Task directions | Count every line that holds the string "Cluster", then give that number alone.

[Figure content listings]
----
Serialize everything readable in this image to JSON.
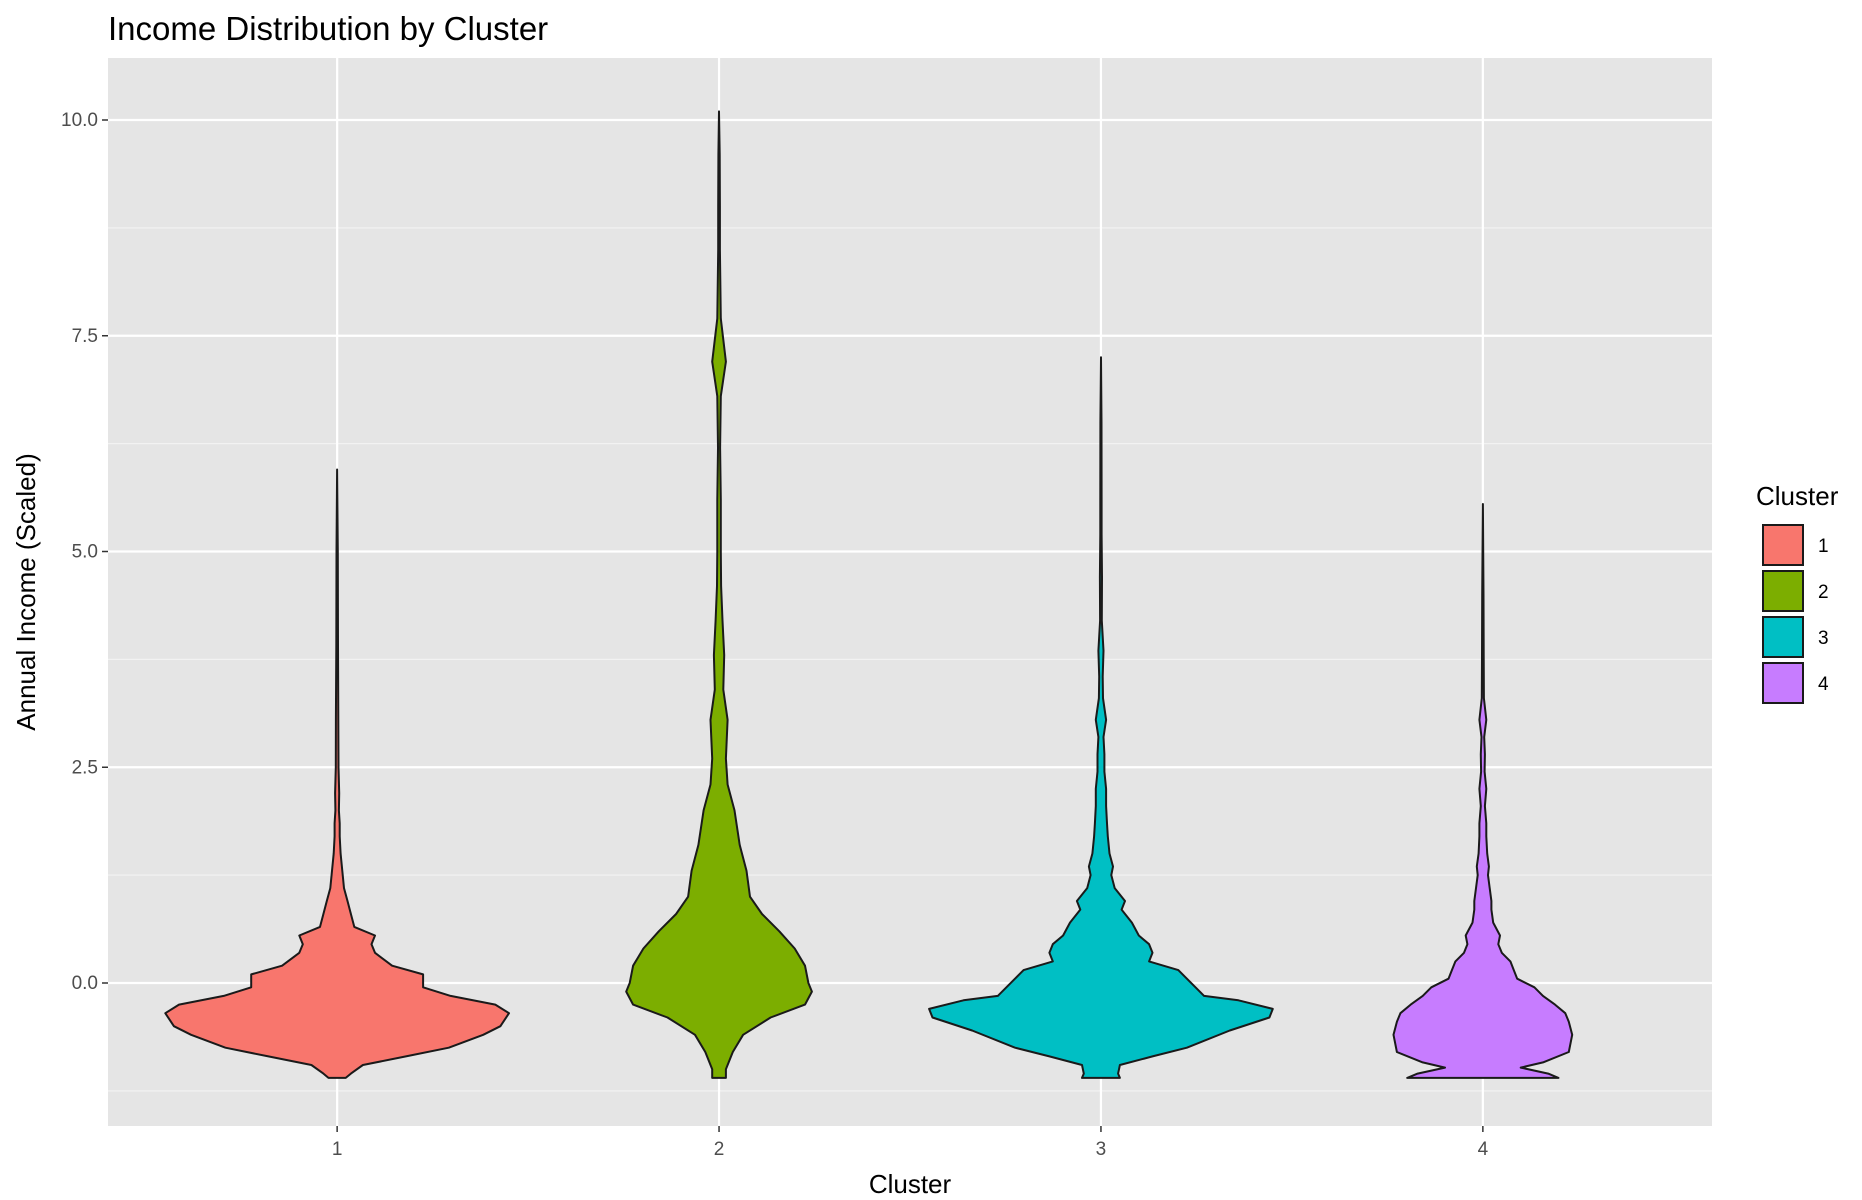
{
  "chart_data": {
    "type": "violin",
    "title": "Income Distribution by Cluster",
    "xlabel": "Cluster",
    "ylabel": "Annual Income (Scaled)",
    "categories": [
      "1",
      "2",
      "3",
      "4"
    ],
    "y_ticks": [
      0.0,
      2.5,
      5.0,
      7.5,
      10.0
    ],
    "y_tick_labels": [
      "0.0",
      "2.5",
      "5.0",
      "7.5",
      "10.0"
    ],
    "ylim": [
      -1.6,
      10.7
    ],
    "grid": true,
    "legend": {
      "title": "Cluster",
      "placement": "right",
      "entries": [
        "1",
        "2",
        "3",
        "4"
      ]
    },
    "colors": [
      "#F8766D",
      "#7CAE00",
      "#00BFC4",
      "#C77CFF"
    ],
    "series": [
      {
        "name": "1",
        "profile": [
          [
            -1.1,
            0.05
          ],
          [
            -1.05,
            0.08
          ],
          [
            -0.95,
            0.15
          ],
          [
            -0.85,
            0.4
          ],
          [
            -0.75,
            0.65
          ],
          [
            -0.6,
            0.85
          ],
          [
            -0.5,
            0.95
          ],
          [
            -0.35,
            1.0
          ],
          [
            -0.25,
            0.92
          ],
          [
            -0.15,
            0.66
          ],
          [
            -0.05,
            0.5
          ],
          [
            0.1,
            0.5
          ],
          [
            0.2,
            0.32
          ],
          [
            0.35,
            0.22
          ],
          [
            0.45,
            0.2
          ],
          [
            0.55,
            0.22
          ],
          [
            0.65,
            0.1
          ],
          [
            0.8,
            0.08
          ],
          [
            0.95,
            0.06
          ],
          [
            1.1,
            0.04
          ],
          [
            1.3,
            0.03
          ],
          [
            1.5,
            0.02
          ],
          [
            1.7,
            0.015
          ],
          [
            1.85,
            0.015
          ],
          [
            2.0,
            0.01
          ],
          [
            2.2,
            0.012
          ],
          [
            2.5,
            0.008
          ],
          [
            3.05,
            0.007
          ],
          [
            3.9,
            0.005
          ],
          [
            5.0,
            0.004
          ],
          [
            5.95,
            0.0
          ]
        ]
      },
      {
        "name": "2",
        "profile": [
          [
            -1.1,
            0.04
          ],
          [
            -1.0,
            0.04
          ],
          [
            -0.8,
            0.08
          ],
          [
            -0.6,
            0.14
          ],
          [
            -0.4,
            0.3
          ],
          [
            -0.25,
            0.5
          ],
          [
            -0.1,
            0.54
          ],
          [
            0.0,
            0.52
          ],
          [
            0.2,
            0.5
          ],
          [
            0.4,
            0.44
          ],
          [
            0.6,
            0.35
          ],
          [
            0.8,
            0.25
          ],
          [
            1.0,
            0.18
          ],
          [
            1.3,
            0.16
          ],
          [
            1.6,
            0.12
          ],
          [
            2.0,
            0.09
          ],
          [
            2.3,
            0.05
          ],
          [
            2.6,
            0.04
          ],
          [
            3.05,
            0.05
          ],
          [
            3.4,
            0.025
          ],
          [
            3.8,
            0.03
          ],
          [
            4.2,
            0.02
          ],
          [
            4.6,
            0.012
          ],
          [
            5.0,
            0.01
          ],
          [
            5.6,
            0.01
          ],
          [
            6.2,
            0.006
          ],
          [
            6.8,
            0.01
          ],
          [
            7.2,
            0.04
          ],
          [
            7.7,
            0.01
          ],
          [
            8.5,
            0.005
          ],
          [
            9.0,
            0.005
          ],
          [
            9.6,
            0.004
          ],
          [
            10.1,
            0.0
          ]
        ]
      },
      {
        "name": "3",
        "profile": [
          [
            -1.1,
            0.11
          ],
          [
            -1.05,
            0.1
          ],
          [
            -0.95,
            0.11
          ],
          [
            -0.85,
            0.3
          ],
          [
            -0.75,
            0.5
          ],
          [
            -0.55,
            0.75
          ],
          [
            -0.4,
            0.98
          ],
          [
            -0.3,
            1.0
          ],
          [
            -0.2,
            0.8
          ],
          [
            -0.15,
            0.6
          ],
          [
            -0.05,
            0.55
          ],
          [
            0.05,
            0.5
          ],
          [
            0.15,
            0.45
          ],
          [
            0.25,
            0.28
          ],
          [
            0.35,
            0.3
          ],
          [
            0.45,
            0.28
          ],
          [
            0.55,
            0.22
          ],
          [
            0.7,
            0.18
          ],
          [
            0.85,
            0.12
          ],
          [
            0.95,
            0.14
          ],
          [
            1.1,
            0.08
          ],
          [
            1.25,
            0.06
          ],
          [
            1.35,
            0.07
          ],
          [
            1.5,
            0.05
          ],
          [
            1.7,
            0.04
          ],
          [
            1.85,
            0.035
          ],
          [
            2.05,
            0.03
          ],
          [
            2.25,
            0.03
          ],
          [
            2.45,
            0.02
          ],
          [
            2.65,
            0.02
          ],
          [
            2.85,
            0.015
          ],
          [
            3.05,
            0.03
          ],
          [
            3.3,
            0.012
          ],
          [
            3.55,
            0.01
          ],
          [
            3.85,
            0.015
          ],
          [
            4.2,
            0.005
          ],
          [
            4.7,
            0.006
          ],
          [
            5.2,
            0.004
          ],
          [
            5.6,
            0.004
          ],
          [
            6.5,
            0.003
          ],
          [
            7.25,
            0.0
          ]
        ]
      },
      {
        "name": "4",
        "profile": [
          [
            -1.1,
            0.44
          ],
          [
            -1.05,
            0.38
          ],
          [
            -0.98,
            0.22
          ],
          [
            -0.92,
            0.35
          ],
          [
            -0.8,
            0.5
          ],
          [
            -0.6,
            0.52
          ],
          [
            -0.45,
            0.5
          ],
          [
            -0.35,
            0.48
          ],
          [
            -0.25,
            0.42
          ],
          [
            -0.15,
            0.35
          ],
          [
            -0.05,
            0.3
          ],
          [
            0.05,
            0.2
          ],
          [
            0.15,
            0.18
          ],
          [
            0.25,
            0.16
          ],
          [
            0.35,
            0.11
          ],
          [
            0.45,
            0.09
          ],
          [
            0.55,
            0.1
          ],
          [
            0.7,
            0.06
          ],
          [
            0.85,
            0.05
          ],
          [
            0.95,
            0.05
          ],
          [
            1.1,
            0.04
          ],
          [
            1.25,
            0.03
          ],
          [
            1.35,
            0.035
          ],
          [
            1.5,
            0.025
          ],
          [
            1.7,
            0.02
          ],
          [
            1.85,
            0.02
          ],
          [
            2.05,
            0.012
          ],
          [
            2.25,
            0.02
          ],
          [
            2.45,
            0.01
          ],
          [
            2.65,
            0.012
          ],
          [
            2.85,
            0.008
          ],
          [
            3.05,
            0.02
          ],
          [
            3.3,
            0.006
          ],
          [
            3.8,
            0.005
          ],
          [
            4.5,
            0.004
          ],
          [
            5.55,
            0.0
          ]
        ]
      }
    ]
  }
}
----
Solution | 3